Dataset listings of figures
***
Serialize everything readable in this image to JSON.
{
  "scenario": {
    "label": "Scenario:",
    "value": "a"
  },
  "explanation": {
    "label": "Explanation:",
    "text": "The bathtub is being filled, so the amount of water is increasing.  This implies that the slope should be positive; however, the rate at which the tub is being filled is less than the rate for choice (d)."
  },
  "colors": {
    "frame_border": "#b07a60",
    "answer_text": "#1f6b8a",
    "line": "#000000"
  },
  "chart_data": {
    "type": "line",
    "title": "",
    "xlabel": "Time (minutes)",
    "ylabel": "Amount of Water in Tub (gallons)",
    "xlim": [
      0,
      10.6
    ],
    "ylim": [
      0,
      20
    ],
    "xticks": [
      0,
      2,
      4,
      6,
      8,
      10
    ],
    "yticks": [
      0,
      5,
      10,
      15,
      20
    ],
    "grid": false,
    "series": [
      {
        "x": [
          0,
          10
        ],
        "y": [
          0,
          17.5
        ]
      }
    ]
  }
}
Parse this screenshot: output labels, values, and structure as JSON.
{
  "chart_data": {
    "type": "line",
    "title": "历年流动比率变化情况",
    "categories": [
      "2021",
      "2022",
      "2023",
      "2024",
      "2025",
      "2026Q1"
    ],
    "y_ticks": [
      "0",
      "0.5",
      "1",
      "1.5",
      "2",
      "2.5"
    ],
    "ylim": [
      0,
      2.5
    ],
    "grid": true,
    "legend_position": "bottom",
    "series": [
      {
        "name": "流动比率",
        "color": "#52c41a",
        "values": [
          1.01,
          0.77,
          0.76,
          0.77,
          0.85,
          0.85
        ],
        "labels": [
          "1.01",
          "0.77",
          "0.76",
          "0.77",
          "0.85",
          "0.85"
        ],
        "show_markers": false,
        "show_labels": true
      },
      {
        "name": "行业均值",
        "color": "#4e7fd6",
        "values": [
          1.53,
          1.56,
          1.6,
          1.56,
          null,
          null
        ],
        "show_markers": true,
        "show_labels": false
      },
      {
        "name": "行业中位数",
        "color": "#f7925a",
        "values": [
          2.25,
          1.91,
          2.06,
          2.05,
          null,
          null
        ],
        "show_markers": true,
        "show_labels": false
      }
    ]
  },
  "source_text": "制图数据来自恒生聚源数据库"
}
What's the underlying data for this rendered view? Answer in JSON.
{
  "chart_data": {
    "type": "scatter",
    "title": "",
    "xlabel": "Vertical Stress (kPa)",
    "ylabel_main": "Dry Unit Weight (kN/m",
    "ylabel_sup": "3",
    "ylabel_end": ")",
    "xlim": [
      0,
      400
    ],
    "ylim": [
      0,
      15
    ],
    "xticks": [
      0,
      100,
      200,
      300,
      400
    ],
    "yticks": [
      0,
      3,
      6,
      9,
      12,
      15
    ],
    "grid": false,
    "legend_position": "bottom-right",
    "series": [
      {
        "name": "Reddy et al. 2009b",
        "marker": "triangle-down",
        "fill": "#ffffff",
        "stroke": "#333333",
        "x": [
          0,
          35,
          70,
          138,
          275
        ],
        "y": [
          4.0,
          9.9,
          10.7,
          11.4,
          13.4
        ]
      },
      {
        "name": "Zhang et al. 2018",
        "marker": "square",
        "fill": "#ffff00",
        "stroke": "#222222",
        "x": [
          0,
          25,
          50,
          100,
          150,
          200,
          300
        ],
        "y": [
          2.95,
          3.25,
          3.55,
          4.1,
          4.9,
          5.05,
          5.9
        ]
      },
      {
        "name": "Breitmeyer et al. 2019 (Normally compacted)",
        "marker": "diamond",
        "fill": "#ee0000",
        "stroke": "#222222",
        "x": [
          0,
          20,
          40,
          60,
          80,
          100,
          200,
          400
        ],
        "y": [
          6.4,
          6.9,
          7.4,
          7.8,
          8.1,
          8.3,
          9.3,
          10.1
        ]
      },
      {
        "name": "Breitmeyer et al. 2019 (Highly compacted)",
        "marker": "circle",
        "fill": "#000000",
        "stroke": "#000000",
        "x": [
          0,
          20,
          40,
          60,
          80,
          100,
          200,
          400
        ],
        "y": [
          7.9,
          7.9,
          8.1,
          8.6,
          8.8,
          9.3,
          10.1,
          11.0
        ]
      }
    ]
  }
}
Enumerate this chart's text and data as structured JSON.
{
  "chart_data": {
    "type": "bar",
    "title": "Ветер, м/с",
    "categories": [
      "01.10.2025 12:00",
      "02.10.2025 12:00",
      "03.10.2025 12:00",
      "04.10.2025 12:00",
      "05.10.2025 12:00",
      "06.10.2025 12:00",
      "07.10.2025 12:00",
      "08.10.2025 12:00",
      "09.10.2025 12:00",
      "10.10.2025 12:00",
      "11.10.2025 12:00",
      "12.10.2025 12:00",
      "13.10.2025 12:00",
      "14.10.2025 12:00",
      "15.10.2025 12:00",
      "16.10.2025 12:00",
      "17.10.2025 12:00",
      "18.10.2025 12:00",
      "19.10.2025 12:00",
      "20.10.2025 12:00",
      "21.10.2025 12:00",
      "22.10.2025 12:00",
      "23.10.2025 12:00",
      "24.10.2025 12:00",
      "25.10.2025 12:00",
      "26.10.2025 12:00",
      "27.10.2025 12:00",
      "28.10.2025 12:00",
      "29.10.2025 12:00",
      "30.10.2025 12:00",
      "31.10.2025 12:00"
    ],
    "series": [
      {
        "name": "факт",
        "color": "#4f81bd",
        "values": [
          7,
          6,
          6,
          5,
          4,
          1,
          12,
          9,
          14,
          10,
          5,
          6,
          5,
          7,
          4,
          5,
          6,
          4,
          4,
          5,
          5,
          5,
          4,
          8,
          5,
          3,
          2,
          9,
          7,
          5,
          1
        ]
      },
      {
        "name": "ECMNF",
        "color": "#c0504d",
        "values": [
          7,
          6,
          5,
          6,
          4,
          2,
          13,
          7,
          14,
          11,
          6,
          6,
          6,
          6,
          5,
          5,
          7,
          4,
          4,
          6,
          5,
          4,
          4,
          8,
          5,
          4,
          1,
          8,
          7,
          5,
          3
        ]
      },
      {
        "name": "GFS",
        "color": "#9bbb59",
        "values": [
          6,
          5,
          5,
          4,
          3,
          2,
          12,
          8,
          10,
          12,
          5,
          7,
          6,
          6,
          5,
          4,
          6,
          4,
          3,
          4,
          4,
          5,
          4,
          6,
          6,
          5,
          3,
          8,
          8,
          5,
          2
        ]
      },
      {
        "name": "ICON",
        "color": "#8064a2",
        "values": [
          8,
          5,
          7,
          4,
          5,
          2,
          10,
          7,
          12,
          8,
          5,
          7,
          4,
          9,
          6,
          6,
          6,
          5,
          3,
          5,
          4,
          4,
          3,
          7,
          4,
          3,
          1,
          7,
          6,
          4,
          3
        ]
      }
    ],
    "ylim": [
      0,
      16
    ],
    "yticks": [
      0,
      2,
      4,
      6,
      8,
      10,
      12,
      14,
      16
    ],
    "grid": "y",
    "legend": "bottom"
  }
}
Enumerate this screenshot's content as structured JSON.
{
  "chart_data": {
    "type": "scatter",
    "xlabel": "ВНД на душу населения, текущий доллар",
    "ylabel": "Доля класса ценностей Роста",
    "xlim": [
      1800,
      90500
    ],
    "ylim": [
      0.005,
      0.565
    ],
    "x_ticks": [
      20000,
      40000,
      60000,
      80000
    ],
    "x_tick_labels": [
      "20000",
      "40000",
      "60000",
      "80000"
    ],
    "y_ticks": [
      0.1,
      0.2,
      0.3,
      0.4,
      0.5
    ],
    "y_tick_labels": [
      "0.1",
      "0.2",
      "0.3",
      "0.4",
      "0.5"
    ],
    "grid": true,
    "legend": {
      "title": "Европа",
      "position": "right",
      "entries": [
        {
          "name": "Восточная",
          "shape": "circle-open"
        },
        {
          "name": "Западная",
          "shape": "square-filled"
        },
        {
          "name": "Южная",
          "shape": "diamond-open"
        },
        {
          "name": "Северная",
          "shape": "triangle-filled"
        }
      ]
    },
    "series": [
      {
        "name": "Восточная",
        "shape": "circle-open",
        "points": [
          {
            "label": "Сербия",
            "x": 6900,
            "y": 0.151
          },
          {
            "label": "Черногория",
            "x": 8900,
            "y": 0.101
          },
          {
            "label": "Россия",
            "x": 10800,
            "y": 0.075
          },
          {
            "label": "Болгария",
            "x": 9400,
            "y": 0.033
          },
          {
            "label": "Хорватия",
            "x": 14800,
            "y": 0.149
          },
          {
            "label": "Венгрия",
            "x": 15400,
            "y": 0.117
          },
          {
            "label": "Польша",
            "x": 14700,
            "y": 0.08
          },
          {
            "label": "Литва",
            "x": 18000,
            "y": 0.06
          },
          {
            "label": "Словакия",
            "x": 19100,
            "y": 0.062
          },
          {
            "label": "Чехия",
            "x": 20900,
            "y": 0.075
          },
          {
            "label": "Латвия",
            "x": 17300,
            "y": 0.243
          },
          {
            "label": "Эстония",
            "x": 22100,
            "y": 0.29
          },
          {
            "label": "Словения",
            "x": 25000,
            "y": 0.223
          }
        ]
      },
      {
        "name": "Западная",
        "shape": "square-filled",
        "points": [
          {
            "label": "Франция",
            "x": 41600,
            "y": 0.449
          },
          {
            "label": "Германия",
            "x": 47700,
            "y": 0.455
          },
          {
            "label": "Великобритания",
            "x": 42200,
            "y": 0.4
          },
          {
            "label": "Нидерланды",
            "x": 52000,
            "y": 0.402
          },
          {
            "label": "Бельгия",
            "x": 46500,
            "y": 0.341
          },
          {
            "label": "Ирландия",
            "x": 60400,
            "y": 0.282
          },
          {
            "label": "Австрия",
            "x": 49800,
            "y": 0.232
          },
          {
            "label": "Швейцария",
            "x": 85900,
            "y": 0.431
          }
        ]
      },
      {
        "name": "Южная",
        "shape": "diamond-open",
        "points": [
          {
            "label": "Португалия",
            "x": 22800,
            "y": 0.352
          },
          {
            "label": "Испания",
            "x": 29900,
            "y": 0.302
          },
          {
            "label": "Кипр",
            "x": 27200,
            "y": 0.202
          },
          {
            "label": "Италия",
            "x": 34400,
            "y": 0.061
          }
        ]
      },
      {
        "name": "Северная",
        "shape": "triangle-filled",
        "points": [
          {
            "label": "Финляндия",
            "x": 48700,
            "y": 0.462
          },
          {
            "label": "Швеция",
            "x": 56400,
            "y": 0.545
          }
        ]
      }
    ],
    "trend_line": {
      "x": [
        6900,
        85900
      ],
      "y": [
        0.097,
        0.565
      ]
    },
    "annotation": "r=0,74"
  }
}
***
:: Challenge ::
Count the lines of the data that contain the string "open", and reply with that number alone.

:: Written response ::
4